Can you transcribe every line exactly and leave the pictures behind?
-------- INPUT RECORDS --------
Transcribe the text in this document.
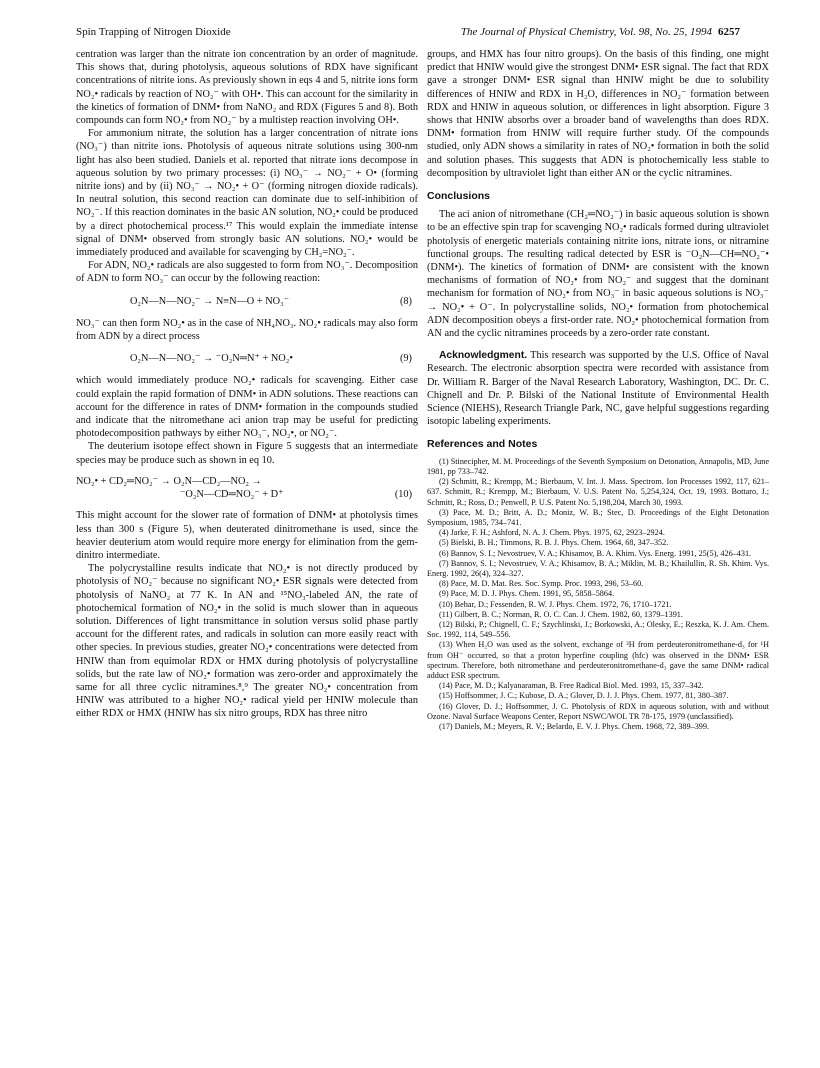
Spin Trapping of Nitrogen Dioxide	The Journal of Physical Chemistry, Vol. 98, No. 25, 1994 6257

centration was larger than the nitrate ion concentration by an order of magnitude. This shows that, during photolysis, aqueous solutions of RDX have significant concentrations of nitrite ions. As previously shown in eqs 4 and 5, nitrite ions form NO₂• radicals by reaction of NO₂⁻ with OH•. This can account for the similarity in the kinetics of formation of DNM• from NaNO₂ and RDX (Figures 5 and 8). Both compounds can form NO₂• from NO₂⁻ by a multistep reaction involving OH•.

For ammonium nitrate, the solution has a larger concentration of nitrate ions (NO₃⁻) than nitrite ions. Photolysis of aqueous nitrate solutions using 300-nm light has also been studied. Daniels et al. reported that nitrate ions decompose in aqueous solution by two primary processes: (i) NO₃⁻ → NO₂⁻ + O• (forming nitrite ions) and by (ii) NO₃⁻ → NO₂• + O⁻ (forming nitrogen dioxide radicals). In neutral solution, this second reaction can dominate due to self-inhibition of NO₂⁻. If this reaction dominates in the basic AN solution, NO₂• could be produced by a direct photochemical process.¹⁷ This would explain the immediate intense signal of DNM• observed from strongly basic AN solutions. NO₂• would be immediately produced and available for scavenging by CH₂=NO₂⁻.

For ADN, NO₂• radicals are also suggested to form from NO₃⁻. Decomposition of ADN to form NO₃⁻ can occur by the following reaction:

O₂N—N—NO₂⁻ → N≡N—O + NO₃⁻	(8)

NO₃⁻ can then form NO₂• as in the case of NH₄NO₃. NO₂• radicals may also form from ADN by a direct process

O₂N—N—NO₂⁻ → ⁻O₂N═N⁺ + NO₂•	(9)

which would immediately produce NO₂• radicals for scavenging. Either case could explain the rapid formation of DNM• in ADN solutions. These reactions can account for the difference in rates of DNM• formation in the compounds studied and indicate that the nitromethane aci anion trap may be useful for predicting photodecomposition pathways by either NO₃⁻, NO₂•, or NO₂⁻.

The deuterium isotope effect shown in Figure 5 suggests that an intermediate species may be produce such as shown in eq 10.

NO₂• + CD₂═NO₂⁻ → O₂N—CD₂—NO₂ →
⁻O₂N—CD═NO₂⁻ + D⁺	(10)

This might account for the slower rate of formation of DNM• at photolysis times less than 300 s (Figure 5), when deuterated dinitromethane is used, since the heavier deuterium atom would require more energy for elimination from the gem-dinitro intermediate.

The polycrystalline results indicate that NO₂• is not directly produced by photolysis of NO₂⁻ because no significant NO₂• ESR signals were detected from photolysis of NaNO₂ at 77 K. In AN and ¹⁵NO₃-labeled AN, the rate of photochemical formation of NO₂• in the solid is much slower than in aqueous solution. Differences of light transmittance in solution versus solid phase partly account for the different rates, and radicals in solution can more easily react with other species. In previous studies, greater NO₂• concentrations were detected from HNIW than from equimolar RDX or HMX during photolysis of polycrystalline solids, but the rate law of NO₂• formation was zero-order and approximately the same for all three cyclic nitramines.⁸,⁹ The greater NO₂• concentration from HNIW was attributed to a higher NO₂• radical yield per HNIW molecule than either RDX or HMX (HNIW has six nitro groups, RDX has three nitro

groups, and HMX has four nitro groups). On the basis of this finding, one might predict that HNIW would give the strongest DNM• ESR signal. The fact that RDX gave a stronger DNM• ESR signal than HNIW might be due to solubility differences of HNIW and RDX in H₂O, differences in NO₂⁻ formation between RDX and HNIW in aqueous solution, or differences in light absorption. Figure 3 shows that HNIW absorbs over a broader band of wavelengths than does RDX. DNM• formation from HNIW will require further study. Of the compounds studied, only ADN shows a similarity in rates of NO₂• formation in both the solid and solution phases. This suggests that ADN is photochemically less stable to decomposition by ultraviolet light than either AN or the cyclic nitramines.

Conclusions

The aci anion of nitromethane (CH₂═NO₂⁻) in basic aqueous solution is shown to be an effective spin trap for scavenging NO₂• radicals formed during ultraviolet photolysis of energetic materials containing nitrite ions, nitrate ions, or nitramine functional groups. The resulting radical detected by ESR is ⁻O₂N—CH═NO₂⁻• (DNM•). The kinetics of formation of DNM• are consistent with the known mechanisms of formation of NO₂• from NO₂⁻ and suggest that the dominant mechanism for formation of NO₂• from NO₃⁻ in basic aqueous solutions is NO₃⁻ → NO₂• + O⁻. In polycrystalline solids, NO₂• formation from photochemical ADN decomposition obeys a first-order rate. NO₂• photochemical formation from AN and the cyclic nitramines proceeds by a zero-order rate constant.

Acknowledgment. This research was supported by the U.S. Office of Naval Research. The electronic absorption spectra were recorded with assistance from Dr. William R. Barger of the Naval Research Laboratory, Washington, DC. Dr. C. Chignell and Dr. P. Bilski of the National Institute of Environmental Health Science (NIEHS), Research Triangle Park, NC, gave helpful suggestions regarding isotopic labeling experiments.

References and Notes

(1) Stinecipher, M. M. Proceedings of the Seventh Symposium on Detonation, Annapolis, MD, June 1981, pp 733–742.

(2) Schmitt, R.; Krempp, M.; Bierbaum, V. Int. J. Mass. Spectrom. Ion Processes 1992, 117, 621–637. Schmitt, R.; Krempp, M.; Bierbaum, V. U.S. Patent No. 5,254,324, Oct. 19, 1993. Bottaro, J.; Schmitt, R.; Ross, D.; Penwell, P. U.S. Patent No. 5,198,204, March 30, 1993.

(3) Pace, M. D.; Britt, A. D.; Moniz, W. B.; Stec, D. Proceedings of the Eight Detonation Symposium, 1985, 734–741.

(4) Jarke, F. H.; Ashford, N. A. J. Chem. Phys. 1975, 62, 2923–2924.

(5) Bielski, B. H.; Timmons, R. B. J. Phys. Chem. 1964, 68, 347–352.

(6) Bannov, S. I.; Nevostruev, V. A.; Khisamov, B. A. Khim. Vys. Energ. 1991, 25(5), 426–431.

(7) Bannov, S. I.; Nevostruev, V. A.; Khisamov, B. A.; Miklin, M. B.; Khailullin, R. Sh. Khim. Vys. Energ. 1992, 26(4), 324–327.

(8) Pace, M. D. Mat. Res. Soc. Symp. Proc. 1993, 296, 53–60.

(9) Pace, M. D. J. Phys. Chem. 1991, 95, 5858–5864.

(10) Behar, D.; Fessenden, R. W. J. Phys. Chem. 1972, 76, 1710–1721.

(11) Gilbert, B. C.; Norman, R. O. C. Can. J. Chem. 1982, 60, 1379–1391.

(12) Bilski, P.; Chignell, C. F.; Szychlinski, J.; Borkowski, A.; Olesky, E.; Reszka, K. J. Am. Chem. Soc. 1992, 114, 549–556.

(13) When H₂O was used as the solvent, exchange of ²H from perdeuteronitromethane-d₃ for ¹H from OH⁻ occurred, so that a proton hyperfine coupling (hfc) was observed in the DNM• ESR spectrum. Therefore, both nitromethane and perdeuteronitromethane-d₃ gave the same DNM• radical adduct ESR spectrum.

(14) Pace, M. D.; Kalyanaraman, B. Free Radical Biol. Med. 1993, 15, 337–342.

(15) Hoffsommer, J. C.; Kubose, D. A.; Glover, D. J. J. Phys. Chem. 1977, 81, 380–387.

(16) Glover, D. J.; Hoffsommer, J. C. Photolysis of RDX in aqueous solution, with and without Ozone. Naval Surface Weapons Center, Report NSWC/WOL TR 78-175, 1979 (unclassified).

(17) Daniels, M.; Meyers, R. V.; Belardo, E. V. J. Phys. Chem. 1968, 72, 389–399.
--------
■ OUTPUT BELOW
Transcribe the text in this document.
Spin Trapping of Nitrogen Dioxide	The Journal of Physical Chemistry, Vol. 98, No. 25, 1994 6257

centration was larger than the nitrate ion concentration by an order of magnitude. This shows that, during photolysis, aqueous solutions of RDX have significant concentrations of nitrite ions. As previously shown in eqs 4 and 5, nitrite ions form NO₂• radicals by reaction of NO₂⁻ with OH•. This can account for the similarity in the kinetics of formation of DNM• from NaNO₂ and RDX (Figures 5 and 8). Both compounds can form NO₂• from NO₂⁻ by a multistep reaction involving OH•.

For ammonium nitrate, the solution has a larger concentration of nitrate ions (NO₃⁻) than nitrite ions. Photolysis of aqueous nitrate solutions using 300-nm light has also been studied. Daniels et al. reported that nitrate ions decompose in aqueous solution by two primary processes: (i) NO₃⁻ → NO₂⁻ + O• (forming nitrite ions) and by (ii) NO₃⁻ → NO₂• + O⁻ (forming nitrogen dioxide radicals). In neutral solution, this second reaction can dominate due to self-inhibition of NO₂⁻. If this reaction dominates in the basic AN solution, NO₂• could be produced by a direct photochemical process.¹⁷ This would explain the immediate intense signal of DNM• observed from strongly basic AN solutions. NO₂• would be immediately produced and available for scavenging by CH₂=NO₂⁻.

For ADN, NO₂• radicals are also suggested to form from NO₃⁻. Decomposition of ADN to form NO₃⁻ can occur by the following reaction:

O₂N—N—NO₂⁻ → N≡N—O + NO₃⁻	(8)

NO₃⁻ can then form NO₂• as in the case of NH₄NO₃. NO₂• radicals may also form from ADN by a direct process

O₂N—N—NO₂⁻ → ⁻O₂N═N⁺ + NO₂•	(9)

which would immediately produce NO₂• radicals for scavenging. Either case could explain the rapid formation of DNM• in ADN solutions. These reactions can account for the difference in rates of DNM• formation in the compounds studied and indicate that the nitromethane aci anion trap may be useful for predicting photodecomposition pathways by either NO₃⁻, NO₂•, or NO₂⁻.

The deuterium isotope effect shown in Figure 5 suggests that an intermediate species may be produce such as shown in eq 10.

NO₂• + CD₂═NO₂⁻ → O₂N—CD₂—NO₂ →
⁻O₂N—CD═NO₂⁻ + D⁺	(10)

This might account for the slower rate of formation of DNM• at photolysis times less than 300 s (Figure 5), when deuterated dinitromethane is used, since the heavier deuterium atom would require more energy for elimination from the gem-dinitro intermediate.

The polycrystalline results indicate that NO₂• is not directly produced by photolysis of NO₂⁻ because no significant NO₂• ESR signals were detected from photolysis of NaNO₂ at 77 K. In AN and ¹⁵NO₃-labeled AN, the rate of photochemical formation of NO₂• in the solid is much slower than in aqueous solution. Differences of light transmittance in solution versus solid phase partly account for the different rates, and radicals in solution can more easily react with other species. In previous studies, greater NO₂• concentrations were detected from HNIW than from equimolar RDX or HMX during photolysis of polycrystalline solids, but the rate law of NO₂• formation was zero-order and approximately the same for all three cyclic nitramines.⁸,⁹ The greater NO₂• concentration from HNIW was attributed to a higher NO₂• radical yield per HNIW molecule than either RDX or HMX (HNIW has six nitro groups, RDX has three nitro

groups, and HMX has four nitro groups). On the basis of this finding, one might predict that HNIW would give the strongest DNM• ESR signal. The fact that RDX gave a stronger DNM• ESR signal than HNIW might be due to solubility differences of HNIW and RDX in H₂O, differences in NO₂⁻ formation between RDX and HNIW in aqueous solution, or differences in light absorption. Figure 3 shows that HNIW absorbs over a broader band of wavelengths than does RDX. DNM• formation from HNIW will require further study. Of the compounds studied, only ADN shows a similarity in rates of NO₂• formation in both the solid and solution phases. This suggests that ADN is photochemically less stable to decomposition by ultraviolet light than either AN or the cyclic nitramines.

Conclusions

The aci anion of nitromethane (CH₂═NO₂⁻) in basic aqueous solution is shown to be an effective spin trap for scavenging NO₂• radicals formed during ultraviolet photolysis of energetic materials containing nitrite ions, nitrate ions, or nitramine functional groups. The resulting radical detected by ESR is ⁻O₂N—CH═NO₂⁻• (DNM•). The kinetics of formation of DNM• are consistent with the known mechanisms of formation of NO₂• from NO₂⁻ and suggest that the dominant mechanism for formation of NO₂• from NO₃⁻ in basic aqueous solutions is NO₃⁻ → NO₂• + O⁻. In polycrystalline solids, NO₂• formation from photochemical ADN decomposition obeys a first-order rate. NO₂• photochemical formation from AN and the cyclic nitramines proceeds by a zero-order rate constant.

Acknowledgment. This research was supported by the U.S. Office of Naval Research. The electronic absorption spectra were recorded with assistance from Dr. William R. Barger of the Naval Research Laboratory, Washington, DC. Dr. C. Chignell and Dr. P. Bilski of the National Institute of Environmental Health Science (NIEHS), Research Triangle Park, NC, gave helpful suggestions regarding isotopic labeling experiments.

References and Notes

(1) Stinecipher, M. M. Proceedings of the Seventh Symposium on Detonation, Annapolis, MD, June 1981, pp 733–742.

(2) Schmitt, R.; Krempp, M.; Bierbaum, V. Int. J. Mass. Spectrom. Ion Processes 1992, 117, 621–637. Schmitt, R.; Krempp, M.; Bierbaum, V. U.S. Patent No. 5,254,324, Oct. 19, 1993. Bottaro, J.; Schmitt, R.; Ross, D.; Penwell, P. U.S. Patent No. 5,198,204, March 30, 1993.

(3) Pace, M. D.; Britt, A. D.; Moniz, W. B.; Stec, D. Proceedings of the Eight Detonation Symposium, 1985, 734–741.

(4) Jarke, F. H.; Ashford, N. A. J. Chem. Phys. 1975, 62, 2923–2924.

(5) Bielski, B. H.; Timmons, R. B. J. Phys. Chem. 1964, 68, 347–352.

(6) Bannov, S. I.; Nevostruev, V. A.; Khisamov, B. A. Khim. Vys. Energ. 1991, 25(5), 426–431.

(7) Bannov, S. I.; Nevostruev, V. A.; Khisamov, B. A.; Miklin, M. B.; Khailullin, R. Sh. Khim. Vys. Energ. 1992, 26(4), 324–327.

(8) Pace, M. D. Mat. Res. Soc. Symp. Proc. 1993, 296, 53–60.

(9) Pace, M. D. J. Phys. Chem. 1991, 95, 5858–5864.

(10) Behar, D.; Fessenden, R. W. J. Phys. Chem. 1972, 76, 1710–1721.

(11) Gilbert, B. C.; Norman, R. O. C. Can. J. Chem. 1982, 60, 1379–1391.

(12) Bilski, P.; Chignell, C. F.; Szychlinski, J.; Borkowski, A.; Olesky, E.; Reszka, K. J. Am. Chem. Soc. 1992, 114, 549–556.

(13) When H₂O was used as the solvent, exchange of ²H from perdeuteronitromethane-d₃ for ¹H from OH⁻ occurred, so that a proton hyperfine coupling (hfc) was observed in the DNM• ESR spectrum. Therefore, both nitromethane and perdeuteronitromethane-d₃ gave the same DNM• radical adduct ESR spectrum.

(14) Pace, M. D.; Kalyanaraman, B. Free Radical Biol. Med. 1993, 15, 337–342.

(15) Hoffsommer, J. C.; Kubose, D. A.; Glover, D. J. J. Phys. Chem. 1977, 81, 380–387.

(16) Glover, D. J.; Hoffsommer, J. C. Photolysis of RDX in aqueous solution, with and without Ozone. Naval Surface Weapons Center, Report NSWC/WOL TR 78-175, 1979 (unclassified).

(17) Daniels, M.; Meyers, R. V.; Belardo, E. V. J. Phys. Chem. 1968, 72, 389–399.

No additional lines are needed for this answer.